> [Set problem]: Review the listing and copy each line that holds the word "Verwendung".

[Dataset items]
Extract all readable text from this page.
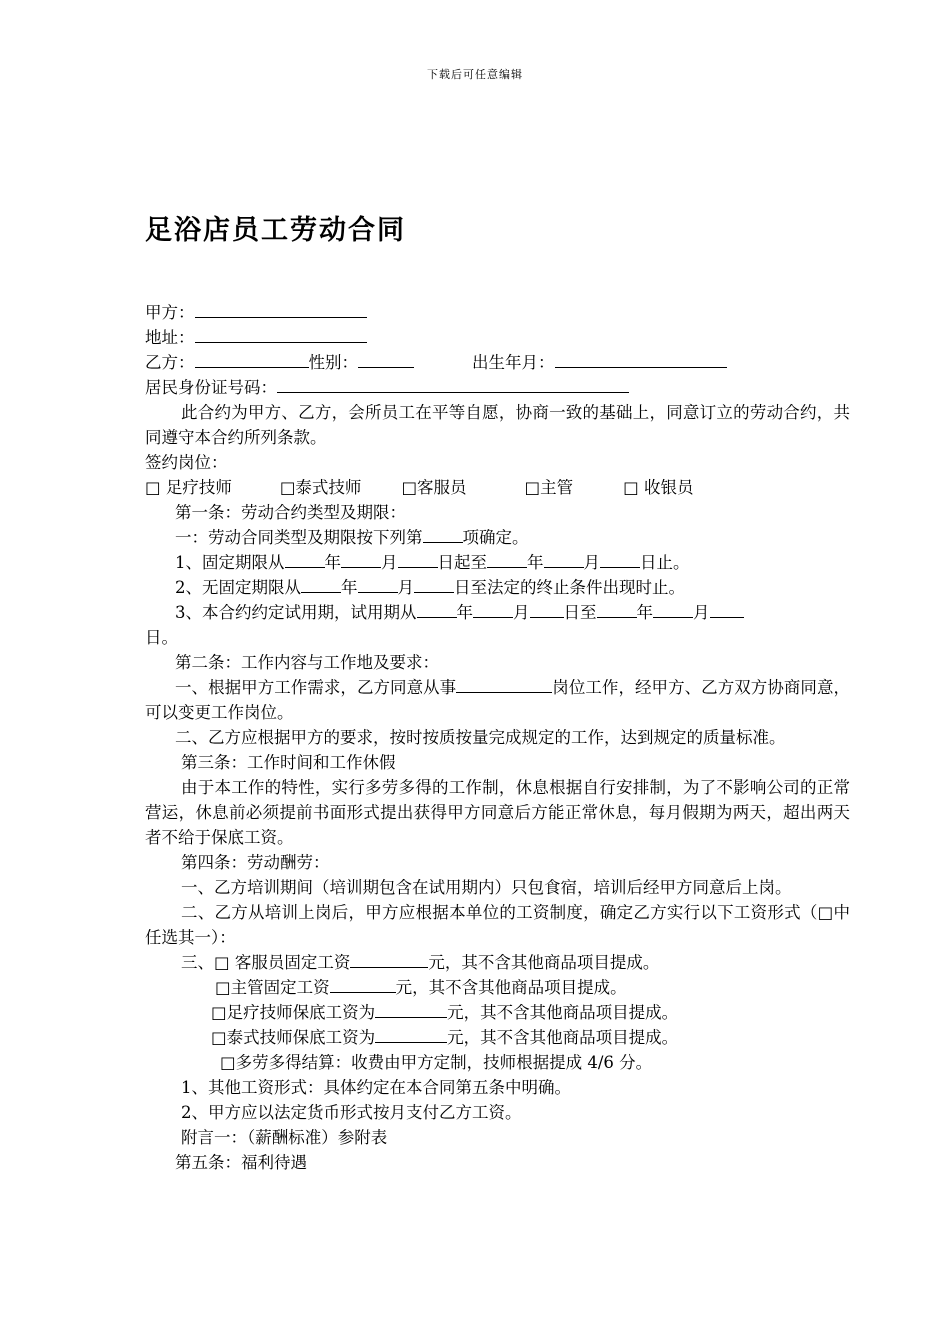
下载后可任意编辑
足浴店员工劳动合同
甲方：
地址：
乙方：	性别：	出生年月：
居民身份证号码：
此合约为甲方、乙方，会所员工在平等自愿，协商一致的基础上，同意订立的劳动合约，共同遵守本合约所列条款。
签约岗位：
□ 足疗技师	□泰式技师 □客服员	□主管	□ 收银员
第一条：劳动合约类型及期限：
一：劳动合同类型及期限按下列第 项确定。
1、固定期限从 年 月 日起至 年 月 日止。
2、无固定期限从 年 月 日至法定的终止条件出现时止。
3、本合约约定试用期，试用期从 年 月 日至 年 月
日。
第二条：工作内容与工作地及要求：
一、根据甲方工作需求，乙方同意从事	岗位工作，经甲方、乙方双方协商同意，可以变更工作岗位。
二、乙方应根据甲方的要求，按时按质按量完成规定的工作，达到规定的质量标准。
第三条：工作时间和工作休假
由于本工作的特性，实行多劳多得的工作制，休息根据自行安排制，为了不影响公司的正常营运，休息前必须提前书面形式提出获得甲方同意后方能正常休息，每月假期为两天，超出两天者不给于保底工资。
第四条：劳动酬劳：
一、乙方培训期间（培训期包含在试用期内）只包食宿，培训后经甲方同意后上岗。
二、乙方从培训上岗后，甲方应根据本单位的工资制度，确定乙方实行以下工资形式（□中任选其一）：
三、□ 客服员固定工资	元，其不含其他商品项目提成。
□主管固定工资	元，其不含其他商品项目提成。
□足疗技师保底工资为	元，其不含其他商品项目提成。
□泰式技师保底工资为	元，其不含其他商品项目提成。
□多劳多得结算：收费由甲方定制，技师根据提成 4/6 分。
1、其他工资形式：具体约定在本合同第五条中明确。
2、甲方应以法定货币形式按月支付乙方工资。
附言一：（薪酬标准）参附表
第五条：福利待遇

* * *

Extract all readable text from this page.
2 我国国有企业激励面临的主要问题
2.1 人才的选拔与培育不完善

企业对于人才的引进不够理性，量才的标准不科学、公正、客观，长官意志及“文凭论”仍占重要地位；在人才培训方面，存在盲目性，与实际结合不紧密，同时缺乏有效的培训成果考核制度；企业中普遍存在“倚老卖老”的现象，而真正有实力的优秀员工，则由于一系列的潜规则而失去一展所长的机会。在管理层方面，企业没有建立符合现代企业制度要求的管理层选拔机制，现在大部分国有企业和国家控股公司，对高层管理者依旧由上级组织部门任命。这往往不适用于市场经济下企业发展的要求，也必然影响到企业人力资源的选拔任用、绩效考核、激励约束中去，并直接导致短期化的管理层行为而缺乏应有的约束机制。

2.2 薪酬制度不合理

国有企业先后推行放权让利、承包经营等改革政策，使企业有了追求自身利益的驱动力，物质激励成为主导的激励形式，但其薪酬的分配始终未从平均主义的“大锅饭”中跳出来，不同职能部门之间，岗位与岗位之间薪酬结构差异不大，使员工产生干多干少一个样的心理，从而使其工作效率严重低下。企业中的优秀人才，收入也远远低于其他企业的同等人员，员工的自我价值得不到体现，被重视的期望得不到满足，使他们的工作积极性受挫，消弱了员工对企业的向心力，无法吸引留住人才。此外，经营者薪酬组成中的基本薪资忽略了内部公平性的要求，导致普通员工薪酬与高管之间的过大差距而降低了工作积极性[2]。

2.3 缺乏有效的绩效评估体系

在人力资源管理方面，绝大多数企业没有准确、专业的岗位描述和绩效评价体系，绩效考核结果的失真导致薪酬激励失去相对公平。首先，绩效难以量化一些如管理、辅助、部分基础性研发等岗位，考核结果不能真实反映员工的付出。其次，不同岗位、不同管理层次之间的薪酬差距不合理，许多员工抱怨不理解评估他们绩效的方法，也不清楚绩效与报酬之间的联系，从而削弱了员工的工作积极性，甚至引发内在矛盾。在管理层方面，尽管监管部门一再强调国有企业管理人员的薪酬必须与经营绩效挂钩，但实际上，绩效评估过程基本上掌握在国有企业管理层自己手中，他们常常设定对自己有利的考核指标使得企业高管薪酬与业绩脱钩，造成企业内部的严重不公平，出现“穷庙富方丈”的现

* * *

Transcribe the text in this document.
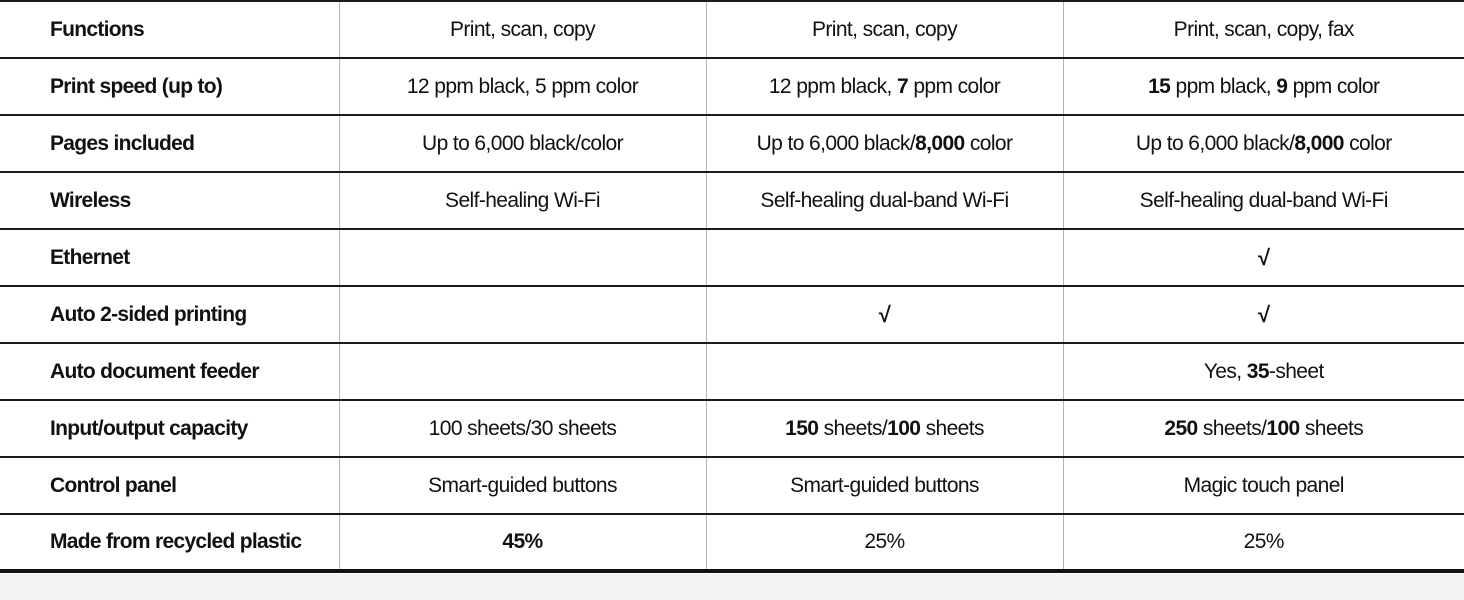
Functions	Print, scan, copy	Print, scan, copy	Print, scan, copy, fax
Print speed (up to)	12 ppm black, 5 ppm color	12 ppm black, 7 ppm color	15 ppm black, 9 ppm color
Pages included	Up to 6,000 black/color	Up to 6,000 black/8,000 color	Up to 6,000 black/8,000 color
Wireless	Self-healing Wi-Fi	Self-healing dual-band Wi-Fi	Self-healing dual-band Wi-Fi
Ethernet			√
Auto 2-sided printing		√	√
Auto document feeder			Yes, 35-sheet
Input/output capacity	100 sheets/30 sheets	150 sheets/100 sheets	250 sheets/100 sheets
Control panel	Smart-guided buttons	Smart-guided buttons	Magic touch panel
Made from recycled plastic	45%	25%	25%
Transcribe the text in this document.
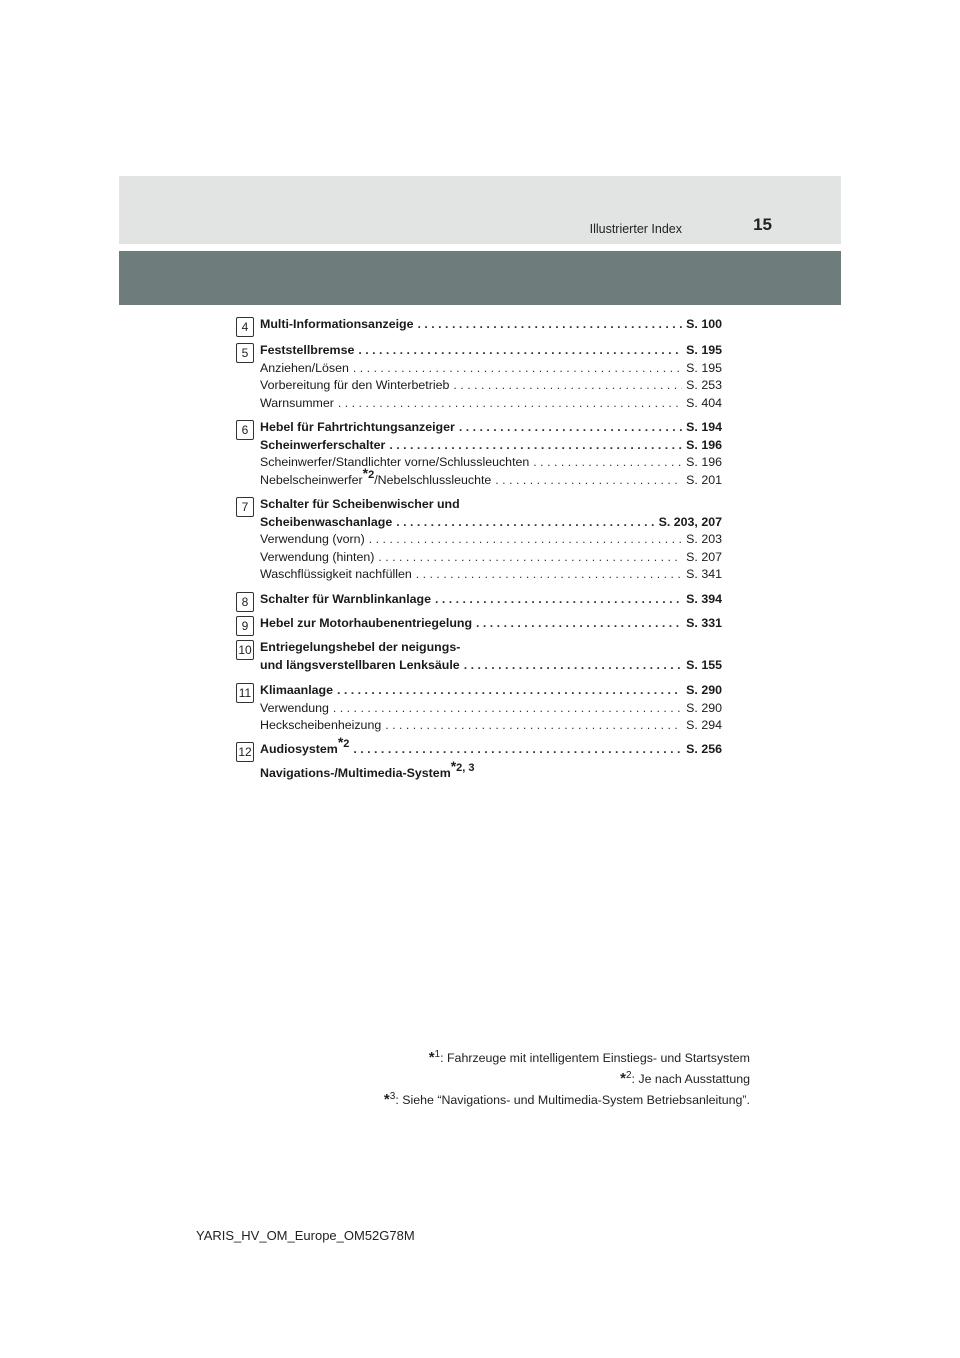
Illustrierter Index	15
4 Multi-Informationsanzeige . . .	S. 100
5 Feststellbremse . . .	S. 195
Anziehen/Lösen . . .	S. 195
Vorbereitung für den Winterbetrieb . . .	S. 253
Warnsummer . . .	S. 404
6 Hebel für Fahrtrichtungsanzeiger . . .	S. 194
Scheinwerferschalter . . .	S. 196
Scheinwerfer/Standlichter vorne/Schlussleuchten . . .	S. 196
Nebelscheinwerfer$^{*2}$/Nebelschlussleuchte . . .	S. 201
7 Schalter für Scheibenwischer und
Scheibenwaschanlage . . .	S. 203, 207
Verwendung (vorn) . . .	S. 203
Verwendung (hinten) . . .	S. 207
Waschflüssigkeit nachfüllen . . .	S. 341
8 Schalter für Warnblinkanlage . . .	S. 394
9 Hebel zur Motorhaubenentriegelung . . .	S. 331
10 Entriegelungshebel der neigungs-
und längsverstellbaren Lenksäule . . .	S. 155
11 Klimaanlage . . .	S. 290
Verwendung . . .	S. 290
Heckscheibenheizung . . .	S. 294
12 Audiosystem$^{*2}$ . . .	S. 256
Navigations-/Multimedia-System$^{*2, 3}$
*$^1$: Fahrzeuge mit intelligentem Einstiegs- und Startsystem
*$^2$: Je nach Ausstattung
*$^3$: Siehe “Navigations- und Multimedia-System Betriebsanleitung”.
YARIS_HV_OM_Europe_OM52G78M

> [Final answer]:
Verwendung (vorn) . . .	S. 203
Verwendung (hinten) . . .	S. 207
Verwendung . . .	S. 290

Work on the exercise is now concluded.